▸ **What the task asks**
Copy out, exactly as written, only the line containing "Read all visible content and emit it as JSON." and the lines after it through the end of the records.
++++++++++
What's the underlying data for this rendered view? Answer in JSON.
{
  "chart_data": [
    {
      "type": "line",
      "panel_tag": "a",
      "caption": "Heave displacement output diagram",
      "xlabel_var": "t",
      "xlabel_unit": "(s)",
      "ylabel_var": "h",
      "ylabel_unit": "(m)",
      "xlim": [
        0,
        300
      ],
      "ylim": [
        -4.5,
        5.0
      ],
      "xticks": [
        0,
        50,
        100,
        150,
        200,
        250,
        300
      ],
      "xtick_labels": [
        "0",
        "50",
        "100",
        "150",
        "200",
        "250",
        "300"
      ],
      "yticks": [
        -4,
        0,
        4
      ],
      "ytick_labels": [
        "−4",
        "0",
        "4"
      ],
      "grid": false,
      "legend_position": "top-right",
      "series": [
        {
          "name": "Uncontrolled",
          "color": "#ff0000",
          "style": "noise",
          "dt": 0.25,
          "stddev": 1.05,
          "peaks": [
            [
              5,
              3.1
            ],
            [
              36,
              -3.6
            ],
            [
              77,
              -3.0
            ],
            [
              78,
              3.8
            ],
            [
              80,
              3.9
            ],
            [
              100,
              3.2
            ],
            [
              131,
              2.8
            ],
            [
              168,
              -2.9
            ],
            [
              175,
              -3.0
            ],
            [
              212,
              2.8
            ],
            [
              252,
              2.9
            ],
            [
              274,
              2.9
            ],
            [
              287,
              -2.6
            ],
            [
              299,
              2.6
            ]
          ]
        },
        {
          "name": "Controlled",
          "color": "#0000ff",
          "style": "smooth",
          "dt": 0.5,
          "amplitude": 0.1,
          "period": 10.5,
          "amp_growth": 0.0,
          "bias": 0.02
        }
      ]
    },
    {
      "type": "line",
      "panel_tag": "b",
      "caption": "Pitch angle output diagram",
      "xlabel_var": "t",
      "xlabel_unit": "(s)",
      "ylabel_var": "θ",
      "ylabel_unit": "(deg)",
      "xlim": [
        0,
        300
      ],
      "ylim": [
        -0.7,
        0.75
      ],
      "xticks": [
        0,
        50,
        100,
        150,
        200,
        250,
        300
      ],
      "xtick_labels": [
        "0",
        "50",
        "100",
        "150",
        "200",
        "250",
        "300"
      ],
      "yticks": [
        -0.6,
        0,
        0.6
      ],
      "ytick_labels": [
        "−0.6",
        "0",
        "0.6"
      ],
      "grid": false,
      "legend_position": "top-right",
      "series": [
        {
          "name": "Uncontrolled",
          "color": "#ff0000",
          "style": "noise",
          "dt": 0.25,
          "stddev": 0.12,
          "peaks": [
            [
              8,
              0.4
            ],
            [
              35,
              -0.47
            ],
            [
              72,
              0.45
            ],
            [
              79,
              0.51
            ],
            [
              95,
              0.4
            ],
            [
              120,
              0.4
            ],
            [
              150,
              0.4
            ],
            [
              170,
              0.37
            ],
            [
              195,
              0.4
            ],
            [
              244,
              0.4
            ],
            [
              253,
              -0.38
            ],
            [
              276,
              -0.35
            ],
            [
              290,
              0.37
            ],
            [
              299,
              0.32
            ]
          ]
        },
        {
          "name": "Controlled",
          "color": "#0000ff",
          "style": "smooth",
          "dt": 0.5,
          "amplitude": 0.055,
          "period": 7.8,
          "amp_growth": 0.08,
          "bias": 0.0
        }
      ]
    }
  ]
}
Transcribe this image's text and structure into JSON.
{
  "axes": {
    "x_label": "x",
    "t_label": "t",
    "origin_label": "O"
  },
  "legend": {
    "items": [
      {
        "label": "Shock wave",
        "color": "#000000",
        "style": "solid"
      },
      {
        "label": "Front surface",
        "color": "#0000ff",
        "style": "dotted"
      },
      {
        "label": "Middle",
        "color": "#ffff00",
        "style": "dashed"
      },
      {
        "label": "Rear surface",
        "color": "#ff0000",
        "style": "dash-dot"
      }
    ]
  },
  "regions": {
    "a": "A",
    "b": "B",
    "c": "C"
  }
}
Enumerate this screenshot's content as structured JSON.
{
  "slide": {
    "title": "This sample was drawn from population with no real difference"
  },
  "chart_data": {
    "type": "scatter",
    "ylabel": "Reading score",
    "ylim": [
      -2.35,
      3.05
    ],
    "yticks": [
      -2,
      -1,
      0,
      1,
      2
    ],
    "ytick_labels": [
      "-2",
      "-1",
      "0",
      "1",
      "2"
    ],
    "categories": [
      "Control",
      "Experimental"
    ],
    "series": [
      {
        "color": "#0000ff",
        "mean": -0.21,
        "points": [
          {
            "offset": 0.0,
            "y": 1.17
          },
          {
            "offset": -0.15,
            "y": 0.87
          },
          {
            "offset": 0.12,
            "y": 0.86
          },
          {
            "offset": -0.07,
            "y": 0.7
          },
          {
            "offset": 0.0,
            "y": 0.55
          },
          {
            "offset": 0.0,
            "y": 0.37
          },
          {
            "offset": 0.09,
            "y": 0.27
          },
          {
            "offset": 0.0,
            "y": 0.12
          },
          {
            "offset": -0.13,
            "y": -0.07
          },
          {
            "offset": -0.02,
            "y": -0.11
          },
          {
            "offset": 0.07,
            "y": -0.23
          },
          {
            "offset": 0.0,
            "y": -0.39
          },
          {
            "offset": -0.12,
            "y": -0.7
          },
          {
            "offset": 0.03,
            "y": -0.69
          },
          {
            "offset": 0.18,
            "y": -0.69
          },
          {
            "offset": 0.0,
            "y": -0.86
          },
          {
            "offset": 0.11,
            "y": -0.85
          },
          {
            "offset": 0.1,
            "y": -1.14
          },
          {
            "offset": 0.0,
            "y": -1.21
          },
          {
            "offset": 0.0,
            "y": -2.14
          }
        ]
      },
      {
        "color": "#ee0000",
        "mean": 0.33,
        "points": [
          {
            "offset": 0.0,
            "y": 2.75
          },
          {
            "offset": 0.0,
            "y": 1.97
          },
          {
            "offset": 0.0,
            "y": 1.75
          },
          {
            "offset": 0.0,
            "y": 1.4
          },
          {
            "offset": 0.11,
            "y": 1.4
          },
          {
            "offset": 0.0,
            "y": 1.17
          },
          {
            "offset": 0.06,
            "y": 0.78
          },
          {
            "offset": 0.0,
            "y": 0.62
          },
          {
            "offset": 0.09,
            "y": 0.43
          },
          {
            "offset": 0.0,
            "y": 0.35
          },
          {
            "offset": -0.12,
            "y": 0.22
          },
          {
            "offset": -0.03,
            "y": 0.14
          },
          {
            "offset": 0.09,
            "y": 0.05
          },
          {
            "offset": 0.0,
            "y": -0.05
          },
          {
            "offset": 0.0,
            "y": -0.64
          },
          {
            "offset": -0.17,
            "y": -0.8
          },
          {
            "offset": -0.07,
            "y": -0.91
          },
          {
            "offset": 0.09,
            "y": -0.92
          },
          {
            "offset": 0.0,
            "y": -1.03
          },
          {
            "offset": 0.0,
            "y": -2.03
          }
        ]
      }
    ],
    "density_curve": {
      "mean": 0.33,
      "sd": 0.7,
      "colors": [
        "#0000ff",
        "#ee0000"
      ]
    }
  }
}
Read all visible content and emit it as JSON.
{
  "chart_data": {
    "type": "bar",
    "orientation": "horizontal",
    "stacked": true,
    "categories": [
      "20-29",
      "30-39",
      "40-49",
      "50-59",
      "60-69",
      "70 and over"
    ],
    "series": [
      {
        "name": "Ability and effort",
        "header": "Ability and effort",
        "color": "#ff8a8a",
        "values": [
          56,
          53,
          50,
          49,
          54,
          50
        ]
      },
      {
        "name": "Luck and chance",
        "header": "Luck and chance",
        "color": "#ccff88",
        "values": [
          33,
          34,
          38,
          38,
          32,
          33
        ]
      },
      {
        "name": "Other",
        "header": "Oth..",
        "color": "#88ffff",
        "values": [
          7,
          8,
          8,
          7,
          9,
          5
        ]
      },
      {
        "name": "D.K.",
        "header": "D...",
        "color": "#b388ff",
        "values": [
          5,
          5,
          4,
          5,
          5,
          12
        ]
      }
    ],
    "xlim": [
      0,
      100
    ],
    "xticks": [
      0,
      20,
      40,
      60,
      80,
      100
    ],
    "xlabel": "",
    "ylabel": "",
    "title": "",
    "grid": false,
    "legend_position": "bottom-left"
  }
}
++++++++++
▸ **Result**
Read all visible content and emit it as JSON.
{
  "chart_data": {
    "type": "bar",
    "orientation": "horizontal",
    "stacked": true,
    "categories": [
      "20-29",
      "30-39",
      "40-49",
      "50-59",
      "60-69",
      "70 and over"
    ],
    "series": [
      {
        "name": "Ability and effort",
        "header": "Ability and effort",
        "color": "#ff8a8a",
        "values": [
          56,
          53,
          50,
          49,
          54,
          50
        ]
      },
      {
        "name": "Luck and chance",
        "header": "Luck and chance",
        "color": "#ccff88",
        "values": [
          33,
          34,
          38,
          38,
          32,
          33
        ]
      },
      {
        "name": "Other",
        "header": "Oth..",
        "color": "#88ffff",
        "values": [
          7,
          8,
          8,
          7,
          9,
          5
        ]
      },
      {
        "name": "D.K.",
        "header": "D...",
        "color": "#b388ff",
        "values": [
          5,
          5,
          4,
          5,
          5,
          12
        ]
      }
    ],
    "xlim": [
      0,
      100
    ],
    "xticks": [
      0,
      20,
      40,
      60,
      80,
      100
    ],
    "xlabel": "",
    "ylabel": "",
    "title": "",
    "grid": false,
    "legend_position": "bottom-left"
  }
}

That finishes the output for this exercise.